**TASK INSTRUCTIONS**: Pick out and copy every line below that has the word "March".

Records from a collection of figures:
%%
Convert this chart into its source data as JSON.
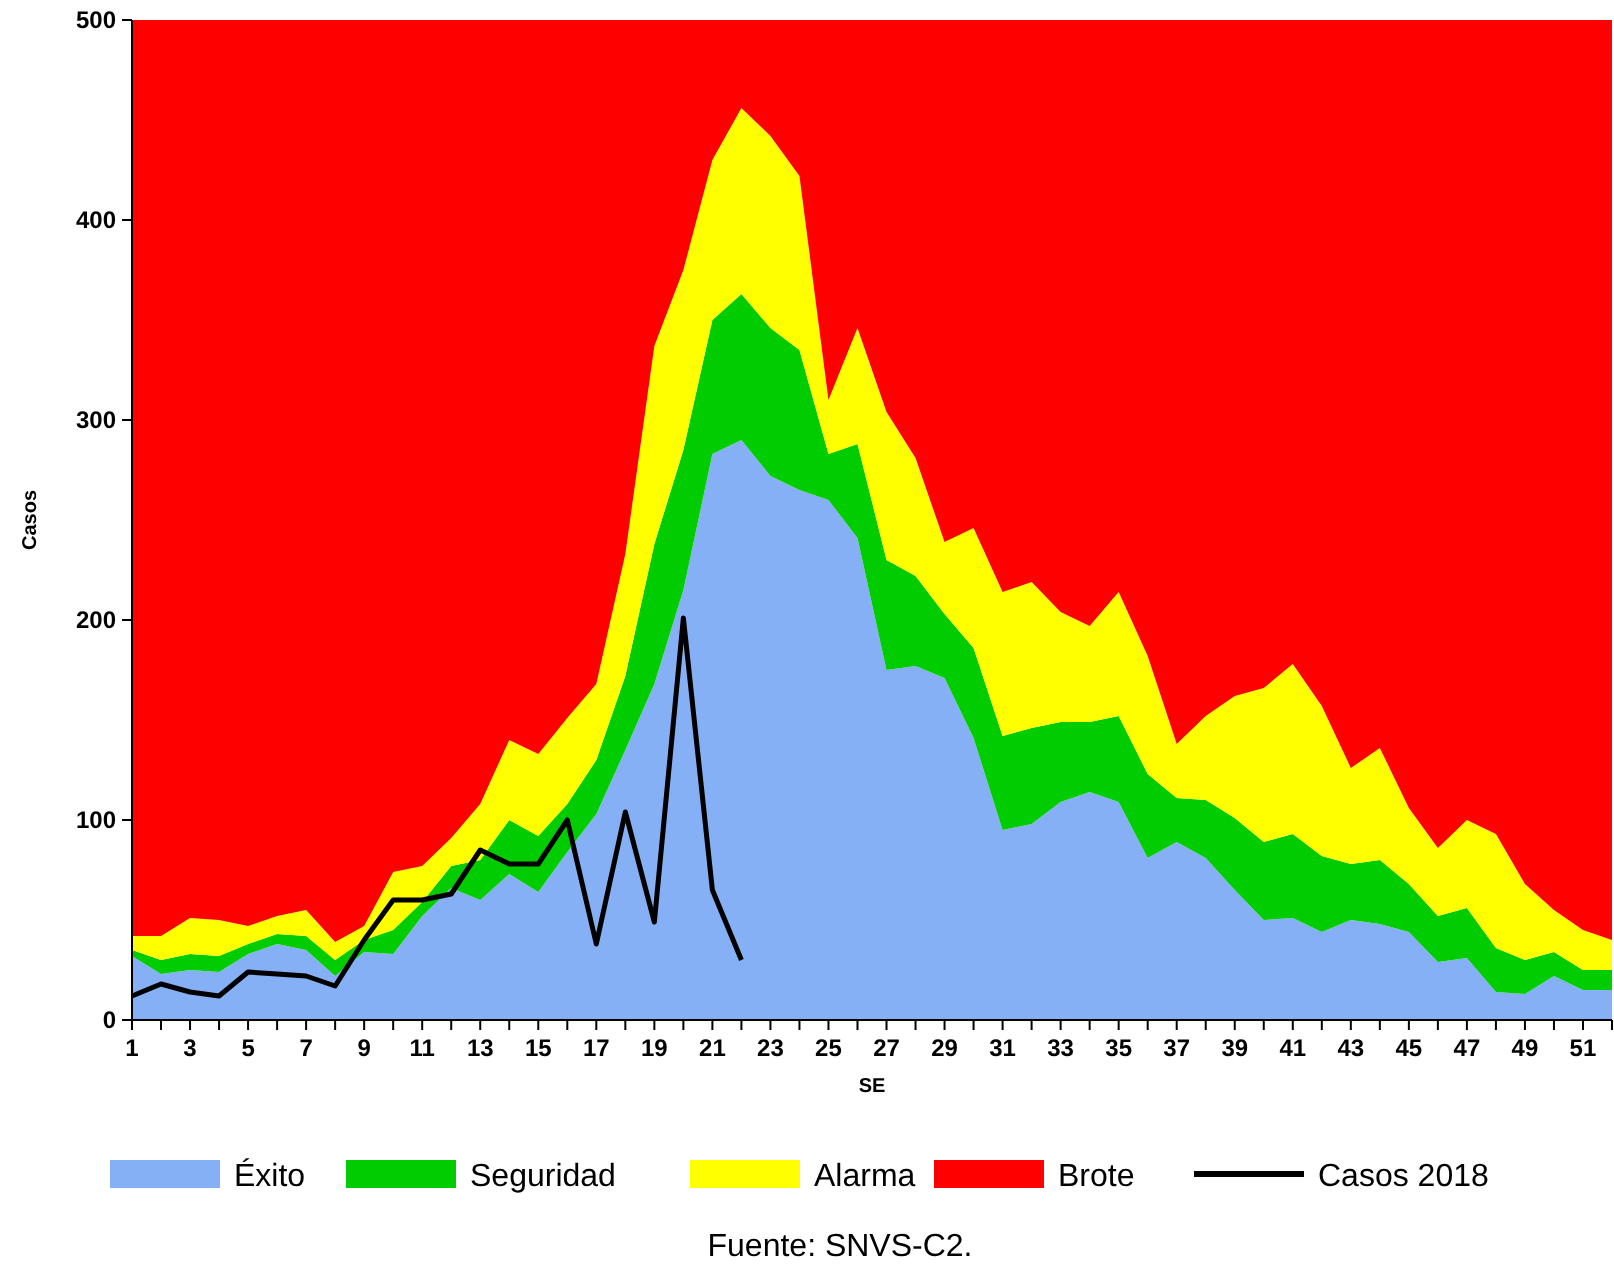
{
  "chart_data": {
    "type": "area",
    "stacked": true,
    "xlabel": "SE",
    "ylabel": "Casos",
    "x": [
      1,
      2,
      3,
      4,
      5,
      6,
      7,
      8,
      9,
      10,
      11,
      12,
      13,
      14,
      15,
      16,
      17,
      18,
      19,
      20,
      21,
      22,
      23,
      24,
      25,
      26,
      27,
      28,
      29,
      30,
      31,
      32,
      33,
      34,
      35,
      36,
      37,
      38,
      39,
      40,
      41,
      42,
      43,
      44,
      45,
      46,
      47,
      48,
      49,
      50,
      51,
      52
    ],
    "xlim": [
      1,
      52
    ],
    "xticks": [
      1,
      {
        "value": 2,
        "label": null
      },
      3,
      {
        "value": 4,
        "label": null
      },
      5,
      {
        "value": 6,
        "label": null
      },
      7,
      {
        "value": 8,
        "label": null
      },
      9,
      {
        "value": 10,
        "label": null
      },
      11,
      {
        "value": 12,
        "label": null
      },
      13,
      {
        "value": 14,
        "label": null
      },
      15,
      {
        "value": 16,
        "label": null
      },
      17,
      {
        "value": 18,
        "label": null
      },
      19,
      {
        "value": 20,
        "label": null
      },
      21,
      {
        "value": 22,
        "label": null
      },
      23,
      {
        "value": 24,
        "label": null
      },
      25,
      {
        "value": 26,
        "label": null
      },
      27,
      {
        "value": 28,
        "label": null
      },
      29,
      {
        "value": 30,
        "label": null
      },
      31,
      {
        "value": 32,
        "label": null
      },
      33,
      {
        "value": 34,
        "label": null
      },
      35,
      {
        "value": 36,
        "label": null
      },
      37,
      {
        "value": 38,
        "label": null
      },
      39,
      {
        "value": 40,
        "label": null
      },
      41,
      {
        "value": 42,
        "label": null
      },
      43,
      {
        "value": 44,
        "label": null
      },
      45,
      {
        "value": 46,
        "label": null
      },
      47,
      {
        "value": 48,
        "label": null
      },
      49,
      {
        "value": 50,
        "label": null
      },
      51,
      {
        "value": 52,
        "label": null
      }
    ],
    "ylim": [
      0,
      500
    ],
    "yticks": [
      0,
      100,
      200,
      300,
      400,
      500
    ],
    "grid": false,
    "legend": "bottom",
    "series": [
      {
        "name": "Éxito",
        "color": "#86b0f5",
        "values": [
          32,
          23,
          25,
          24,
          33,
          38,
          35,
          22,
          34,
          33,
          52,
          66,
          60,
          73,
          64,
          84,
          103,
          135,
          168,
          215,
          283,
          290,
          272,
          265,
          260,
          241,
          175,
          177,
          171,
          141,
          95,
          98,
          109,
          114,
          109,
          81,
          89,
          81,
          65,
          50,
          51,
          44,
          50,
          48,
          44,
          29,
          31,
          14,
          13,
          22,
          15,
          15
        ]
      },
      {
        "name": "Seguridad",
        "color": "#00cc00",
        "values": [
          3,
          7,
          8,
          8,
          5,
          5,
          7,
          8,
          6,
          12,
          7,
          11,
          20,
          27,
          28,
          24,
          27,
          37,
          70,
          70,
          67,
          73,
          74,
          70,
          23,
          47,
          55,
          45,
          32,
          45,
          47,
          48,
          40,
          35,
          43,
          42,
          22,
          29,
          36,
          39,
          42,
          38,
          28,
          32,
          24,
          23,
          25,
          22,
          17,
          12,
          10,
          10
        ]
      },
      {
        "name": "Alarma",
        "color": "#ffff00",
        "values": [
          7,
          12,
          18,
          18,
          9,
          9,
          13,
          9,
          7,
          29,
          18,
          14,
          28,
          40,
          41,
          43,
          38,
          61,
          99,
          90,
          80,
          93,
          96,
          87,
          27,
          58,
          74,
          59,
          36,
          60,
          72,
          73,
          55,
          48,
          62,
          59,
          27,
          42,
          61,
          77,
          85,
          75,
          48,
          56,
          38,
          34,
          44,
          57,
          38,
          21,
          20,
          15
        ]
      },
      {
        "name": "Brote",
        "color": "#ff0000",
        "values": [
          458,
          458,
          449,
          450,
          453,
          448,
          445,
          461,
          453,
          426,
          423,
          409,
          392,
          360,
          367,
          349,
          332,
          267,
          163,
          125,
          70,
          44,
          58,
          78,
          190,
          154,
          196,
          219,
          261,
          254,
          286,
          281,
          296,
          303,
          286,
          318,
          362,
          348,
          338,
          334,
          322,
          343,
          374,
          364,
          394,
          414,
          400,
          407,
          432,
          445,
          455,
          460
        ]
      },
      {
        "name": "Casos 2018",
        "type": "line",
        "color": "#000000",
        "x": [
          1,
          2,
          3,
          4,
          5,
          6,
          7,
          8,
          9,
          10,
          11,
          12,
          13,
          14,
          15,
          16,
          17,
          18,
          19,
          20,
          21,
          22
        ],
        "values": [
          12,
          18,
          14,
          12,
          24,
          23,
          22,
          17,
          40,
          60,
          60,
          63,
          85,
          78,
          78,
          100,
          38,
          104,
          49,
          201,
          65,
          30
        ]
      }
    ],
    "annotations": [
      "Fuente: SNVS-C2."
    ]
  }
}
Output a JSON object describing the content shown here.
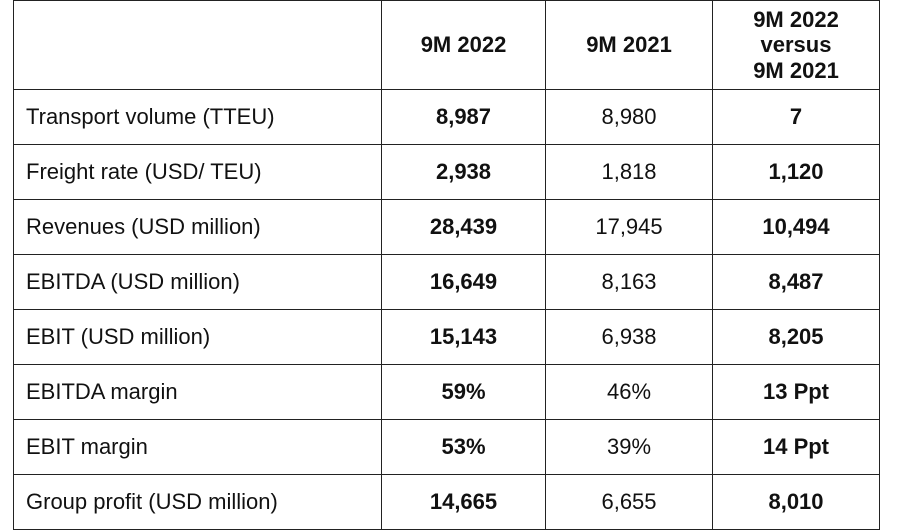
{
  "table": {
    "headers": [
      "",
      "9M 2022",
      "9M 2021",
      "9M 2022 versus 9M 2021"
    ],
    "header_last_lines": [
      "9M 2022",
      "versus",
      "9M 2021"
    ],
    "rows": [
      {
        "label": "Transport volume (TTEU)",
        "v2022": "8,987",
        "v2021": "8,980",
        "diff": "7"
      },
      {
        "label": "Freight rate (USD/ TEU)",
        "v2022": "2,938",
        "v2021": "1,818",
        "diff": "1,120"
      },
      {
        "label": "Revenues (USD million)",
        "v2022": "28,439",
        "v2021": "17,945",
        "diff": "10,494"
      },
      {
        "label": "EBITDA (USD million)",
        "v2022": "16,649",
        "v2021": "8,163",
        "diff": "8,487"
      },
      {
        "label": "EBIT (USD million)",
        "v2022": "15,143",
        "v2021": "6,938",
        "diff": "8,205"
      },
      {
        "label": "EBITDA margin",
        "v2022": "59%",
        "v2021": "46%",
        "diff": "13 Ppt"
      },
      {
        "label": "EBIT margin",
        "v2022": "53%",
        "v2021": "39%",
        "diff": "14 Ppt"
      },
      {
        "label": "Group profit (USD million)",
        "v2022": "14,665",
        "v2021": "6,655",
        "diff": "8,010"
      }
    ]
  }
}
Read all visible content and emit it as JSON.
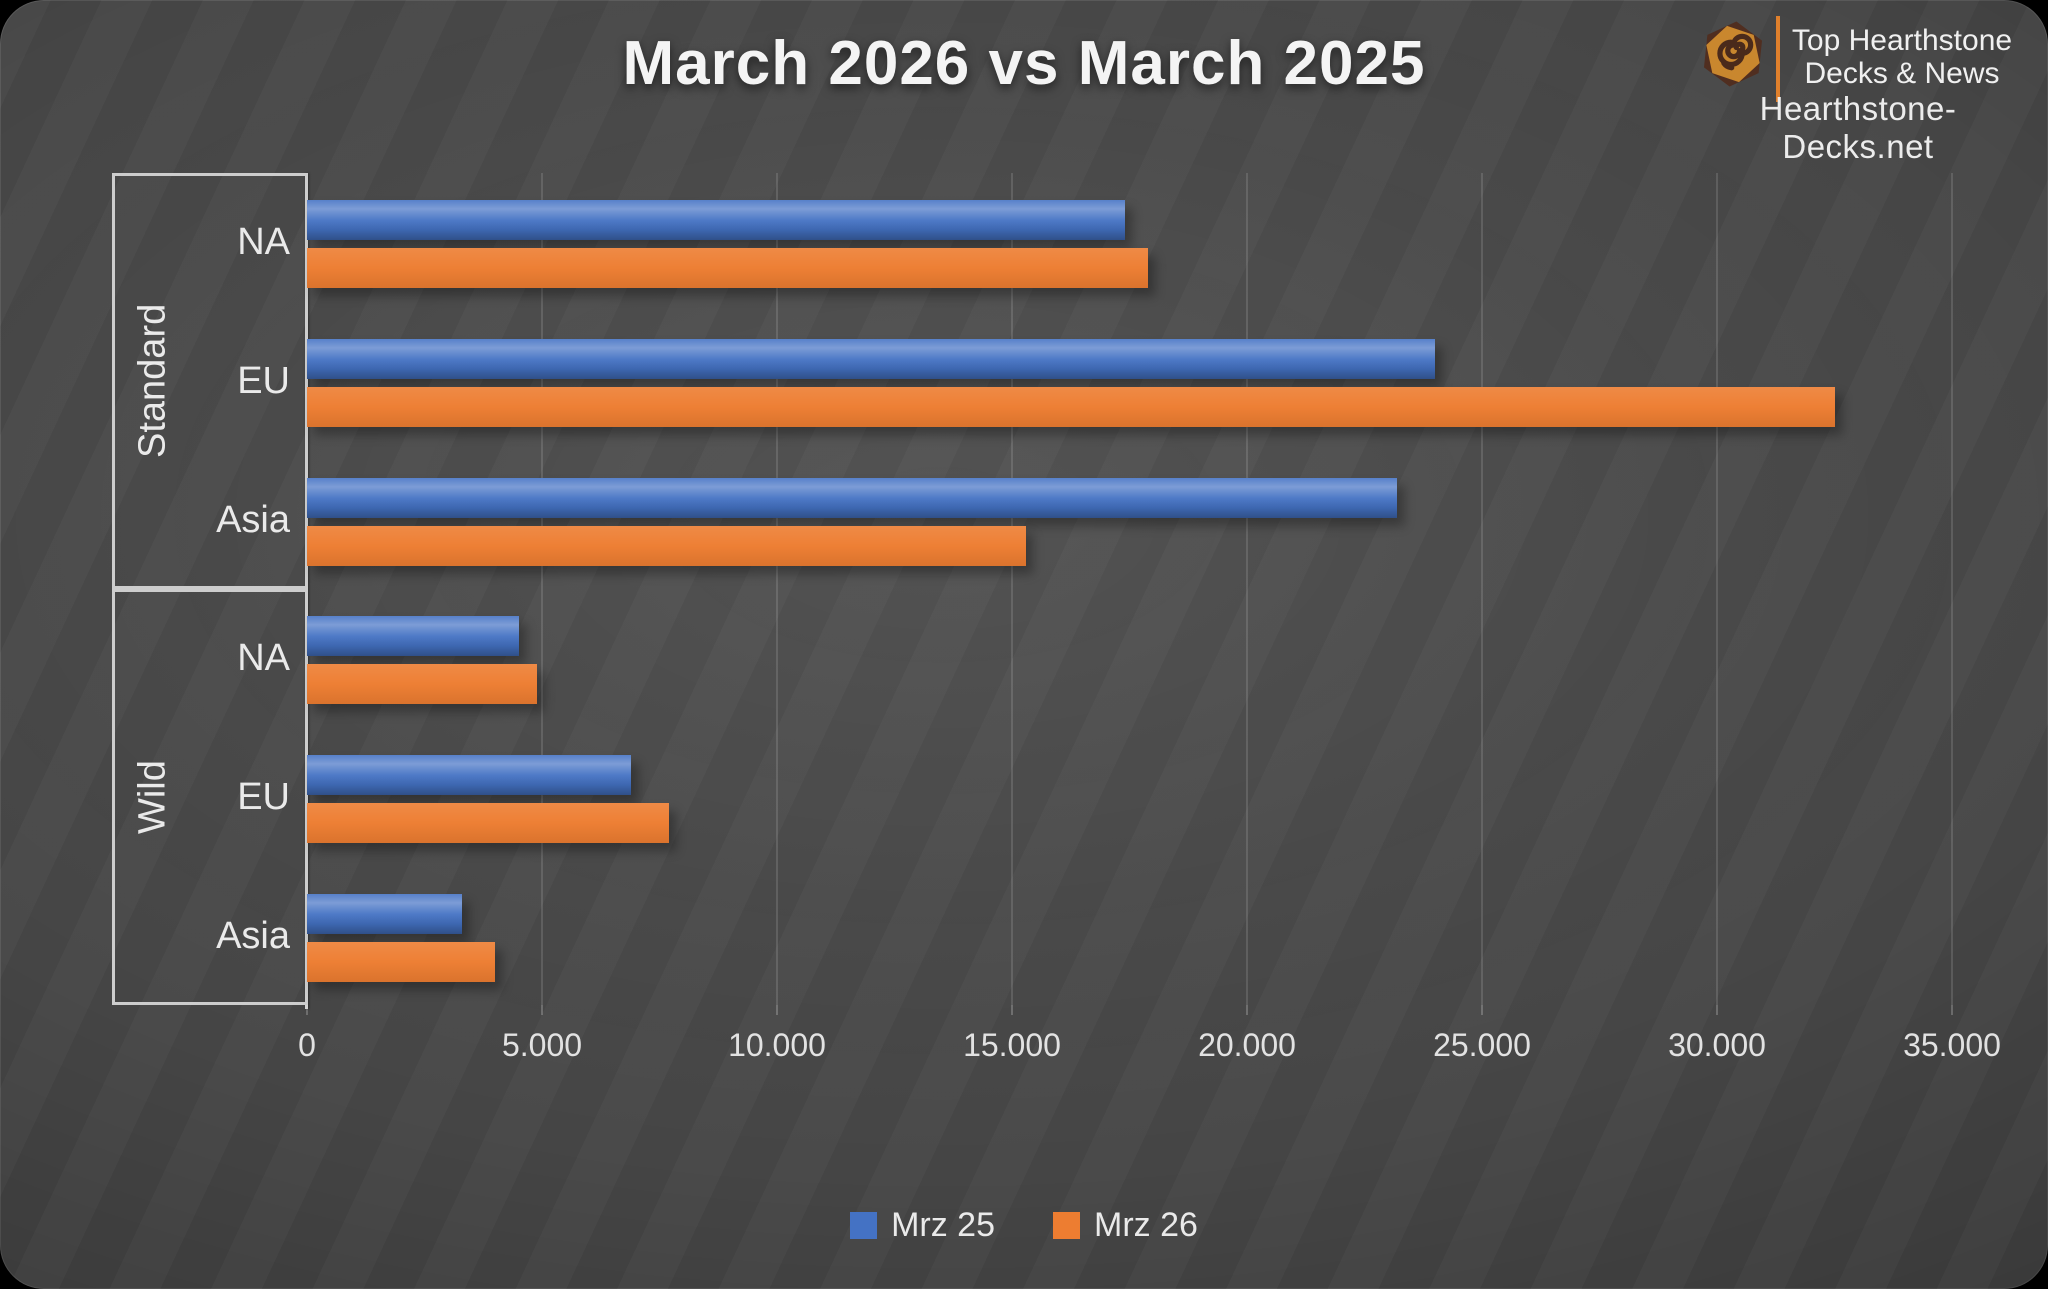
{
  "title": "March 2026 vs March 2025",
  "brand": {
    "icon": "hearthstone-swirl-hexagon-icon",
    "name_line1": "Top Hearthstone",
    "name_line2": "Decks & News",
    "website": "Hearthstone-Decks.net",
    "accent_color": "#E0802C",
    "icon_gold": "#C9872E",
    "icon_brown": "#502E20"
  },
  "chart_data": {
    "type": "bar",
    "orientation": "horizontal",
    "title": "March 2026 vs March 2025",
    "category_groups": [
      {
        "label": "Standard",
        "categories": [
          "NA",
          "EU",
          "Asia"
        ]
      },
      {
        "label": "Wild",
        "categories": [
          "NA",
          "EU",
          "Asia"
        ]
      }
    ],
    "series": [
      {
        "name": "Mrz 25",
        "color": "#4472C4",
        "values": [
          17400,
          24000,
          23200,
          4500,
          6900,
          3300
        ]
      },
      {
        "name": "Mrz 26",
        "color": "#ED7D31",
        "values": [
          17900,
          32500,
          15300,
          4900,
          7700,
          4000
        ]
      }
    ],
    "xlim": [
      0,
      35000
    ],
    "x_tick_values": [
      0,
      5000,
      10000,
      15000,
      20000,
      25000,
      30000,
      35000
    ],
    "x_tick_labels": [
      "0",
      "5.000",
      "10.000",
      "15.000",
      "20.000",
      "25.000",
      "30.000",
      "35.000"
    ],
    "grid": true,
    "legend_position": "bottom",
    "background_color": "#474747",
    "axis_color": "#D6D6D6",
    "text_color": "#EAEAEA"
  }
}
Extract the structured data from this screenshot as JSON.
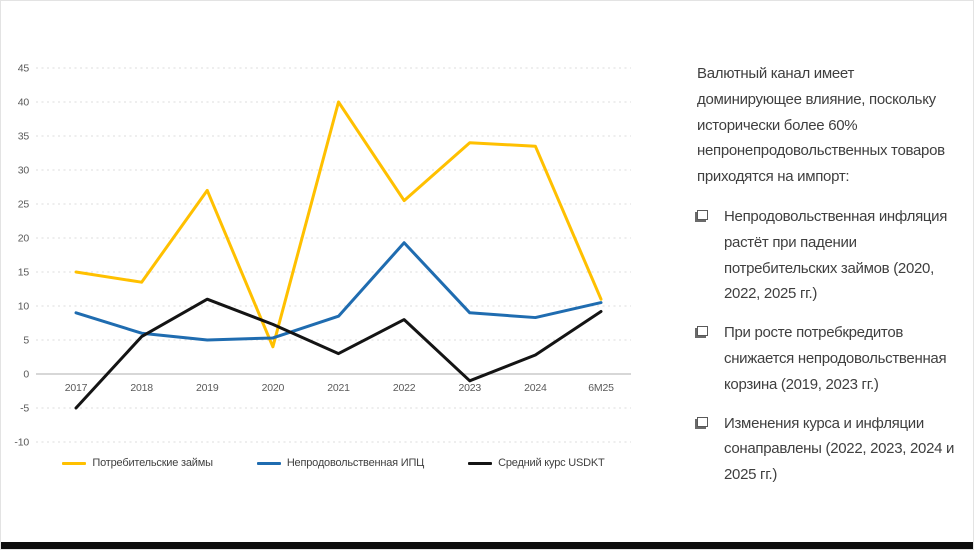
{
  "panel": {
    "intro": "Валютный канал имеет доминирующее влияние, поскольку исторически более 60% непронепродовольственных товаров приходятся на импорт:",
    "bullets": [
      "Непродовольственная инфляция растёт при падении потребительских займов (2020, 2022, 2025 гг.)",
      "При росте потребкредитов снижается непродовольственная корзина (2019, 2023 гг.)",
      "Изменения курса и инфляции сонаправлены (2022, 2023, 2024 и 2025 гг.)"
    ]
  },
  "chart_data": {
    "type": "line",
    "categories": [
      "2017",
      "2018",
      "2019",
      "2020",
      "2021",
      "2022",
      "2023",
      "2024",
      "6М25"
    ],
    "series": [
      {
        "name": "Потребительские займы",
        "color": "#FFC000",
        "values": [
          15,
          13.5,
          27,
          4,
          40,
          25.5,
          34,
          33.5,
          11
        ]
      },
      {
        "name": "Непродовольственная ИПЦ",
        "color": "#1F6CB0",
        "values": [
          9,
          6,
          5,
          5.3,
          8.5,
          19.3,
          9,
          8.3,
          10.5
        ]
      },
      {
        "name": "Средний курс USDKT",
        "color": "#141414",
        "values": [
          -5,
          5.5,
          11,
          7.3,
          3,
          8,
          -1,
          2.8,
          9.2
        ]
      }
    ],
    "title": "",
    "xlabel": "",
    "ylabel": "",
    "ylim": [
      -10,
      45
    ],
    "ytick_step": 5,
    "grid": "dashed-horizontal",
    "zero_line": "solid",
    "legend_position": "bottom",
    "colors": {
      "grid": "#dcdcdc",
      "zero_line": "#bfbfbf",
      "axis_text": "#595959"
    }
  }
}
%%
**SOLUTION FOR THIS EXERCISE**:
  "title": "March 2026 vs March 2025",
    "title": "March 2026 vs March 2025",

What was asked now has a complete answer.